Image region annotations
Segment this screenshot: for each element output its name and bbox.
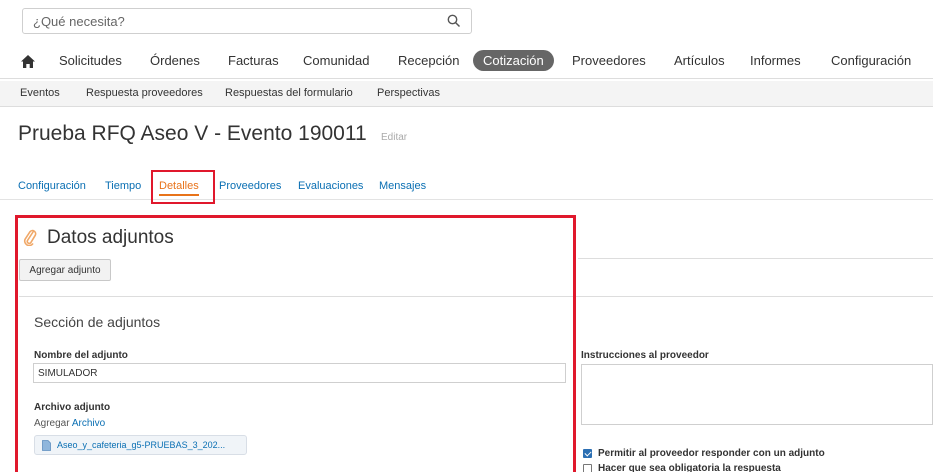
instructions-label: Instrucciones al proveedor	[581, 350, 709, 361]
nav-configuracion[interactable]: Configuración	[831, 53, 911, 68]
subnav-respuestas-formulario[interactable]: Respuestas del formulario	[225, 87, 353, 99]
edit-link[interactable]: Editar	[381, 132, 407, 143]
section-title-divider	[578, 258, 933, 259]
tab-proveedores[interactable]: Proveedores	[219, 180, 281, 192]
tab-evaluaciones[interactable]: Evaluaciones	[298, 180, 363, 192]
search-bar[interactable]	[22, 8, 472, 34]
nav-cotizacion[interactable]: Cotización	[473, 50, 554, 71]
highlight-box-tab	[151, 170, 215, 204]
subnav-respuesta-proveedores[interactable]: Respuesta proveedores	[86, 87, 203, 99]
nav-ordenes[interactable]: Órdenes	[150, 53, 200, 68]
highlight-box-attachments	[15, 215, 576, 472]
allow-attachment-label: Permitir al proveedor responder con un a…	[598, 448, 825, 459]
nav-facturas[interactable]: Facturas	[228, 53, 279, 68]
top-cut-banner	[228, 0, 828, 3]
search-input[interactable]	[23, 9, 443, 33]
tab-configuracion[interactable]: Configuración	[18, 180, 86, 192]
sub-navigation: Eventos Respuesta proveedores Respuestas…	[0, 81, 933, 107]
allow-attachment-checkbox[interactable]	[583, 449, 592, 458]
nav-informes[interactable]: Informes	[750, 53, 801, 68]
main-navigation: Solicitudes Órdenes Facturas Comunidad R…	[0, 45, 933, 79]
nav-recepcion[interactable]: Recepción	[398, 53, 459, 68]
instructions-textarea[interactable]	[581, 364, 933, 425]
required-response-checkbox[interactable]	[583, 464, 592, 472]
tab-tiempo[interactable]: Tiempo	[105, 180, 141, 192]
required-response-label: Hacer que sea obligatoria la respuesta	[598, 463, 781, 472]
home-icon[interactable]	[20, 54, 36, 69]
tabs-divider	[0, 199, 933, 200]
nav-proveedores[interactable]: Proveedores	[572, 53, 646, 68]
subnav-eventos[interactable]: Eventos	[20, 87, 60, 99]
page-title: Prueba RFQ Aseo V - Evento 190011	[18, 122, 367, 145]
nav-comunidad[interactable]: Comunidad	[303, 53, 370, 68]
nav-solicitudes[interactable]: Solicitudes	[59, 53, 122, 68]
tab-mensajes[interactable]: Mensajes	[379, 180, 426, 192]
search-icon[interactable]	[447, 14, 461, 28]
nav-articulos[interactable]: Artículos	[674, 53, 725, 68]
subnav-perspectivas[interactable]: Perspectivas	[377, 87, 440, 99]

• **Given instruction**: Lay out the lines of the entries above as a Markdown table with two columns, Number and Entry line, where each row holds a line number and the text of that line, and blank lines are omitted. Include every entry, and leave the pictures out of the table.

• **Task solution**:
| Number | Entry line |
|---|---|
| 1 | Segment this screenshot: for each element output its name and bbox. |
| 2 | instructions-label: Instrucciones al proveedor	[581, 350, 709, 361] |
| 3 | nav-configuracion[interactable]: Configuración	[831, 53, 911, 68] |
| 4 | subnav-respuestas-formulario[interactable]: Respuestas del formulario	[225, 87, 353, 99] |
| 5 | edit-link[interactable]: Editar	[381, 132, 407, 143] |
| 6 | section-title-divider	[578, 258, 933, 259] |
| 7 | tab-proveedores[interactable]: Proveedores	[219, 180, 281, 192] |
| 8 | tab-evaluaciones[interactable]: Evaluaciones	[298, 180, 363, 192] |
| 9 | search-bar[interactable]	[22, 8, 472, 34] |
| 10 | nav-cotizacion[interactable]: Cotización	[473, 50, 554, 71] |
| 11 | highlight-box-tab	[151, 170, 215, 204] |
| 12 | subnav-respuesta-proveedores[interactable]: Respuesta proveedores	[86, 87, 203, 99] |
| 13 | nav-ordenes[interactable]: Órdenes	[150, 53, 200, 68] |
| 14 | highlight-box-attachments	[15, 215, 576, 472] |
| 15 | allow-attachment-label: Permitir al proveedor responder con un a…	[598, 448, 825, 459] |
| 16 | nav-facturas[interactable]: Facturas	[228, 53, 279, 68] |
| 17 | top-cut-banner	[228, 0, 828, 3] |
| 18 | search-input[interactable]	[23, 9, 443, 33] |
| 19 | tab-configuracion[interactable]: Configuración	[18, 180, 86, 192] |
| 20 | sub-navigation: Eventos Respuesta proveedores Respuestas…	[0, 81, 933, 107] |
| 21 | allow-attachment-checkbox[interactable]	[583, 449, 592, 458] |
| 22 | nav-informes[interactable]: Informes	[750, 53, 801, 68] |
| 23 | main-navigation: Solicitudes Órdenes Facturas Comunidad R…	[0, 45, 933, 79] |
| 24 | nav-recepcion[interactable]: Recepción	[398, 53, 459, 68] |
| 25 | instructions-textarea[interactable]	[581, 364, 933, 425] |
| 26 | required-response-checkbox[interactable]	[583, 464, 592, 472] |
| 27 | tab-tiempo[interactable]: Tiempo	[105, 180, 141, 192] |
| 28 | required-response-label: Hacer que sea obligatoria la respuesta	[598, 463, 781, 472] |
| 29 | home-icon[interactable]	[20, 54, 36, 69] |
| 30 | tabs-divider	[0, 199, 933, 200] |
| 31 | nav-proveedores[interactable]: Proveedores	[572, 53, 646, 68] |
| 32 | subnav-eventos[interactable]: Eventos	[20, 87, 60, 99] |
| 33 | page-title: Prueba RFQ Aseo V - Evento 190011	[18, 122, 367, 145] |
| 34 | nav-comunidad[interactable]: Comunidad	[303, 53, 370, 68] |
| 35 | nav-solicitudes[interactable]: Solicitudes	[59, 53, 122, 68] |
| 36 | tab-mensajes[interactable]: Mensajes	[379, 180, 426, 192] |
| 37 | search-icon[interactable]	[447, 14, 461, 28] |
| 38 | nav-articulos[interactable]: Artículos	[674, 53, 725, 68] |
| 39 | subnav-perspectivas[interactable]: Perspectivas	[377, 87, 440, 99] |